### WHAT THE TASK ASKS
Gather from the listing below each line that includes the word "this", and copy it.

### EXTRACTED ENTRIES
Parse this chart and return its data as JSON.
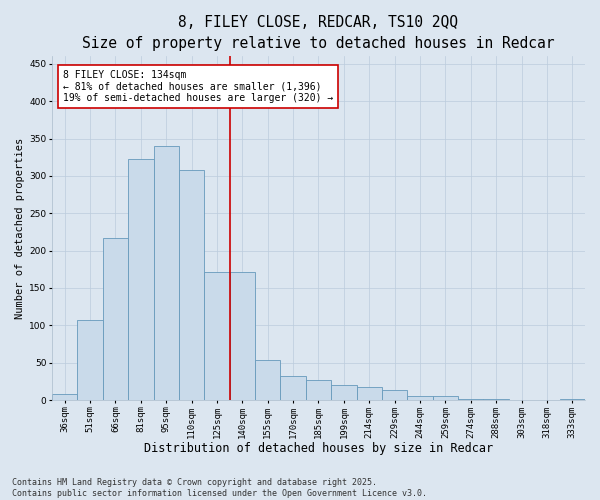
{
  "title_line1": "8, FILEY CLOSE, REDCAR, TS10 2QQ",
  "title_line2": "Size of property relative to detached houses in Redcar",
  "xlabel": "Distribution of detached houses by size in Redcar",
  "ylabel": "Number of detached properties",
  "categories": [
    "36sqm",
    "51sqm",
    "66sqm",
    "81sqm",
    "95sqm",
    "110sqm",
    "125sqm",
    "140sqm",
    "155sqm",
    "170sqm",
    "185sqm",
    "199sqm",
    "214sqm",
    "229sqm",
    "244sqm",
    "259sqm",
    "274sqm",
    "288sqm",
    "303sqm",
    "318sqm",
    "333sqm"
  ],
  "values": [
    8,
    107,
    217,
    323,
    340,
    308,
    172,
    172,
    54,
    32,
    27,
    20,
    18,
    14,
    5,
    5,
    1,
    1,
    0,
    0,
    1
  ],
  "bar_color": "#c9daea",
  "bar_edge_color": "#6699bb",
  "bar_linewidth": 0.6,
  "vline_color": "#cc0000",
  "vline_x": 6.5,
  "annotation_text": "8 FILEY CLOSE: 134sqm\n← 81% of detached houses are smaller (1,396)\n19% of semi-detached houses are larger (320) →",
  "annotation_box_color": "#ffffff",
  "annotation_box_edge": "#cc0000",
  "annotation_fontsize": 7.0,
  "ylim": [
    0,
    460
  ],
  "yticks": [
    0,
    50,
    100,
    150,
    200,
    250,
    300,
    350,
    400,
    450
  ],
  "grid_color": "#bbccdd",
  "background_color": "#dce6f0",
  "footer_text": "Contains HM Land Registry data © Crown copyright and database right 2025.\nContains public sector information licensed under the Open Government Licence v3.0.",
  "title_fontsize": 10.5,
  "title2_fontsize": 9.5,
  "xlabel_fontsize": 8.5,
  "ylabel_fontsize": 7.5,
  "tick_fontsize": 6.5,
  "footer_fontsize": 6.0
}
--
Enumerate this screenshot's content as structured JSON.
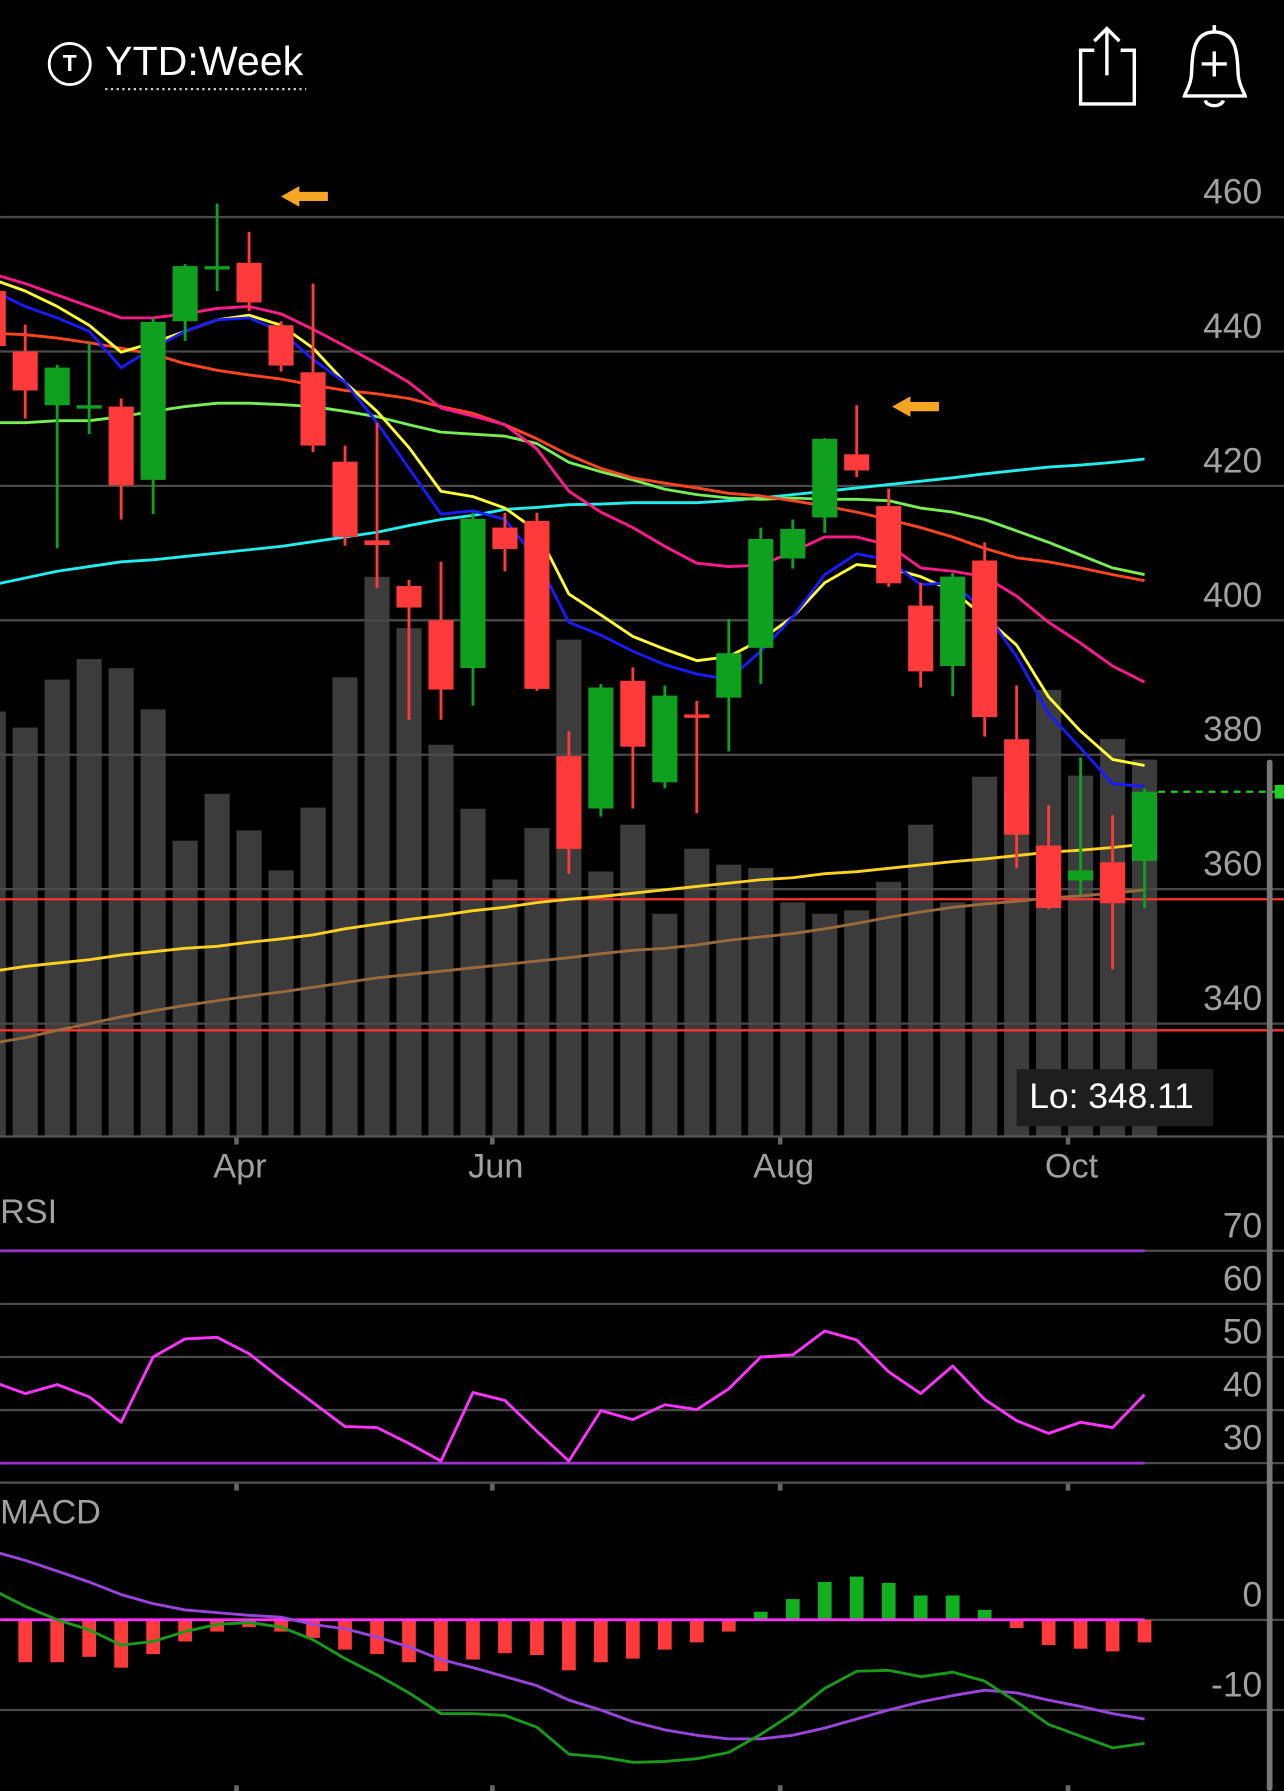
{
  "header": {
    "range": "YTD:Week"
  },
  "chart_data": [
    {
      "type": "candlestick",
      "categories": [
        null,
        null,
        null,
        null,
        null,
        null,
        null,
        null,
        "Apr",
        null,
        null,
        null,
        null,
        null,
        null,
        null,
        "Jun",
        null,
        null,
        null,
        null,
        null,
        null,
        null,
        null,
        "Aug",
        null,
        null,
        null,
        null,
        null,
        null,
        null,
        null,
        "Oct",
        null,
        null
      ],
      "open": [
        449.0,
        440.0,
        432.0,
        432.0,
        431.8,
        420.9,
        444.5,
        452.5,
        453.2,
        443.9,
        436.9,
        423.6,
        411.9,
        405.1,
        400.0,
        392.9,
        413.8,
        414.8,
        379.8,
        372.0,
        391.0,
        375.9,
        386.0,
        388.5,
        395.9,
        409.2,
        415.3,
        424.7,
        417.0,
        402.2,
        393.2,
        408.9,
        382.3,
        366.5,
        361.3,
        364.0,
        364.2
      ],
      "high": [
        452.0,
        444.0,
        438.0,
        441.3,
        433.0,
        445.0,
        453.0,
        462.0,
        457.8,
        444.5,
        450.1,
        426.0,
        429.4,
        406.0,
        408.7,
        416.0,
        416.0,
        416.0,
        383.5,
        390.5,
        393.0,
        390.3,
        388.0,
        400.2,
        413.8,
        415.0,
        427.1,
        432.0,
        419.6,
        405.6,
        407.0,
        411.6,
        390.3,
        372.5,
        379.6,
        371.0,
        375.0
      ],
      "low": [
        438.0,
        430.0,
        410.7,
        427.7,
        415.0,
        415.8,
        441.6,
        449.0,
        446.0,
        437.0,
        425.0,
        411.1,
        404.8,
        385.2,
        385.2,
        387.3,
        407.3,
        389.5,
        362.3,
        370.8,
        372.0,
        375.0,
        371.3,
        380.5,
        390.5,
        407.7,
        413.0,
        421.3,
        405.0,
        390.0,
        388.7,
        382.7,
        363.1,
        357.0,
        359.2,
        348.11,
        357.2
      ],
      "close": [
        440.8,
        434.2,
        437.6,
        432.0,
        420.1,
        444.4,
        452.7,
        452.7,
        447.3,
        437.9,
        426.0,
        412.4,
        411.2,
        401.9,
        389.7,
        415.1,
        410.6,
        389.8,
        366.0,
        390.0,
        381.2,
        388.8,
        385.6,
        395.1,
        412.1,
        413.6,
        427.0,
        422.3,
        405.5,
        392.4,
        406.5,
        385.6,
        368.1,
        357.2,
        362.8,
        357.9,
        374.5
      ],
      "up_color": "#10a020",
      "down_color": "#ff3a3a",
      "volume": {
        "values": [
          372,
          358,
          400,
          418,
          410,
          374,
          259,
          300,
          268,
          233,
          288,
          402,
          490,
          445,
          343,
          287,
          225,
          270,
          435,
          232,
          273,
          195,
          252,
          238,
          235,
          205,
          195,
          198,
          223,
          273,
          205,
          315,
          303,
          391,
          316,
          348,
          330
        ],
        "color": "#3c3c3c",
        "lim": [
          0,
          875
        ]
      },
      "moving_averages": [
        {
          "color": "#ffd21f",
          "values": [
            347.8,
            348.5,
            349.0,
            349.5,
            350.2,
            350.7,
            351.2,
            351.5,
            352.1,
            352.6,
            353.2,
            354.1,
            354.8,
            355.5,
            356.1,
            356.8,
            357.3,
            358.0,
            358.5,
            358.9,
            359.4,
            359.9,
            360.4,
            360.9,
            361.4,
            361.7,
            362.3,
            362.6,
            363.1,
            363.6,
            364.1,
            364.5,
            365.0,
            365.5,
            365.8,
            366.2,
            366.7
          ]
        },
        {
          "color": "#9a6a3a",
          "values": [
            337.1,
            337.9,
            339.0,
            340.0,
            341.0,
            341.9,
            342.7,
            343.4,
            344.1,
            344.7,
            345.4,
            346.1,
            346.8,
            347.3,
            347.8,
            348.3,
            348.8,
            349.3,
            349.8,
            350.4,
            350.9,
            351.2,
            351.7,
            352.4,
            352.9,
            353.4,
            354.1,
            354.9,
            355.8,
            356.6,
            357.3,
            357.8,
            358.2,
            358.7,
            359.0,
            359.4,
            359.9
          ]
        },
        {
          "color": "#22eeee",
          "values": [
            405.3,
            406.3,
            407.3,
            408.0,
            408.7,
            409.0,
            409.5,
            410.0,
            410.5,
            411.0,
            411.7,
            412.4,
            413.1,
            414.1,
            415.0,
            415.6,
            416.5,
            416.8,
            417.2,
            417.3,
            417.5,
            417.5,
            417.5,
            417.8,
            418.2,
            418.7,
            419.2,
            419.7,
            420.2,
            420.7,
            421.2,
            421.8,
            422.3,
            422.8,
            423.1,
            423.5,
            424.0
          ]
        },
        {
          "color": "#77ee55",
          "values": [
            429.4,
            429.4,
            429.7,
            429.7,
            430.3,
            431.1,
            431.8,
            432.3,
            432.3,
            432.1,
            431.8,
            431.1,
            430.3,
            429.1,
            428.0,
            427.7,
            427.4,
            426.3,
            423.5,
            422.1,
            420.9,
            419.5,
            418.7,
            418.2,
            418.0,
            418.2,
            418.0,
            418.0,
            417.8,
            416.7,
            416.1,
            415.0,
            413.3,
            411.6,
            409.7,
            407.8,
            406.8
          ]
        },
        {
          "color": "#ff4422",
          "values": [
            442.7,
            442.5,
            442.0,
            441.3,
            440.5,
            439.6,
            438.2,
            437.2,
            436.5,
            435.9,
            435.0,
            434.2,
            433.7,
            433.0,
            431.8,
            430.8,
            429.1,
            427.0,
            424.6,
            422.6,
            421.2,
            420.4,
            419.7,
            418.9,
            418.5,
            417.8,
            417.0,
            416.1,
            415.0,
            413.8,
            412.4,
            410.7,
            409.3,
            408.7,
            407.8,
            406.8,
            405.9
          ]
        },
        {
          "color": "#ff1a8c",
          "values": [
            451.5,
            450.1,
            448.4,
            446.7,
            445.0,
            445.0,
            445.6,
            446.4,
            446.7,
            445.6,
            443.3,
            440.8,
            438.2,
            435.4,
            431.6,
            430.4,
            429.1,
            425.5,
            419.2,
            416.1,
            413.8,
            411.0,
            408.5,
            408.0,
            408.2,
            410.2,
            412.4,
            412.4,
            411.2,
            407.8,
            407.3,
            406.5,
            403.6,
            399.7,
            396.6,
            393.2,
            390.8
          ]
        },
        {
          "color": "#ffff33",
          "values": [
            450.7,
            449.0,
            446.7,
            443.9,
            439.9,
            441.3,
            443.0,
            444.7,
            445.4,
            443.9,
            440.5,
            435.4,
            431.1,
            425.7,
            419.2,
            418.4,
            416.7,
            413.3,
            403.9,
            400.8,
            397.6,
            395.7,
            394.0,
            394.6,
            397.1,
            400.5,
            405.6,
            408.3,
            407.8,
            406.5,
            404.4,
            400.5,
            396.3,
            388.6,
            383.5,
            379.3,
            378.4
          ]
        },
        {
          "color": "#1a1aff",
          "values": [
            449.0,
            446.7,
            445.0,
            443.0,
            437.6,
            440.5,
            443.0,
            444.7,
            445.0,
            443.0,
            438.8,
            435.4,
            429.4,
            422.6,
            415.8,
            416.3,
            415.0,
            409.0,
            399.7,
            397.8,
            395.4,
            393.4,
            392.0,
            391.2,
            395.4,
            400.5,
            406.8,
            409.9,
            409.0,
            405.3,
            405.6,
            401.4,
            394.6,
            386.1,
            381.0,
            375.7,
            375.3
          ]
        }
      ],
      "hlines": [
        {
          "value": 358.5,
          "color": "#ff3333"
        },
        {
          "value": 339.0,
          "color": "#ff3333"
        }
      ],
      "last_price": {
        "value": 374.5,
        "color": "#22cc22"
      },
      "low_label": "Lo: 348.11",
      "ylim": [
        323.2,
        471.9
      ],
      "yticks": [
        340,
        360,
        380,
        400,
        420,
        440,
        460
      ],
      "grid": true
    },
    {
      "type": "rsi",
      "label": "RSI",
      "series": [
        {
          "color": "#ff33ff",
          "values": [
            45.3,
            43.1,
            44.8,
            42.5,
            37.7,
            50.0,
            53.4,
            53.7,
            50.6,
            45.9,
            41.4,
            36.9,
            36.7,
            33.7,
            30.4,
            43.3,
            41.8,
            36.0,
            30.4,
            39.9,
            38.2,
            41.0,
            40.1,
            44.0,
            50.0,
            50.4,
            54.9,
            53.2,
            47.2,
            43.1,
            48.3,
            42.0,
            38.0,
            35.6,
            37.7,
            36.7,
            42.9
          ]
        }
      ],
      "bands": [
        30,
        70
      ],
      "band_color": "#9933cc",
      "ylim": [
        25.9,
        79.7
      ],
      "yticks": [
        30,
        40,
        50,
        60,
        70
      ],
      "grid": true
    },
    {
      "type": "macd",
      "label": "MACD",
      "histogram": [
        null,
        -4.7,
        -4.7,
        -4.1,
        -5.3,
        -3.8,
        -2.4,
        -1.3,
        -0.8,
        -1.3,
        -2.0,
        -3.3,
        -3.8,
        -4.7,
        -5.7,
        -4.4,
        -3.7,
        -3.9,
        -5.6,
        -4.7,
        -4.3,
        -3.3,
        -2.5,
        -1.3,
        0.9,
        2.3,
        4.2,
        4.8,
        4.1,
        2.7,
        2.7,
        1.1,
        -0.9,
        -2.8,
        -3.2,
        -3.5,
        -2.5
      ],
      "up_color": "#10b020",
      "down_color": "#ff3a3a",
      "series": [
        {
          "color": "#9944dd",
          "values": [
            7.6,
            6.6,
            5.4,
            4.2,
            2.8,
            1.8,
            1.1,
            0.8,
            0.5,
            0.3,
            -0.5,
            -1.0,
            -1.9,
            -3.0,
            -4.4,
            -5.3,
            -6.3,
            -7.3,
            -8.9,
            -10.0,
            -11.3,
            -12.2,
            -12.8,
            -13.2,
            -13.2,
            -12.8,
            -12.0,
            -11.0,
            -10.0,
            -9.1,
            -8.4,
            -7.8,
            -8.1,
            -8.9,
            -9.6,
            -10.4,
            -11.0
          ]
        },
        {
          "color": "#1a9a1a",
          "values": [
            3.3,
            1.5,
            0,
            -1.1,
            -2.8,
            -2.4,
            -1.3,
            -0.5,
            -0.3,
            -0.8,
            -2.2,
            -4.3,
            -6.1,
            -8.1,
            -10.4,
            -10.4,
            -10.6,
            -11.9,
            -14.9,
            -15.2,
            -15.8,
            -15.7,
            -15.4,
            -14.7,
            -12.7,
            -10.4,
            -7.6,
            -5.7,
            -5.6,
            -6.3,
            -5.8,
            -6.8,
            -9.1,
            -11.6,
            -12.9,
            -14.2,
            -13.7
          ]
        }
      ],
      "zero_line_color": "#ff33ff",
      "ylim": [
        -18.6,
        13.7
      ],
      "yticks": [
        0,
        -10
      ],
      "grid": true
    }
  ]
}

### WORKED ANSWER
Parse this chart and return its data as JSON.
Enumerate this screenshot's content as structured JSON.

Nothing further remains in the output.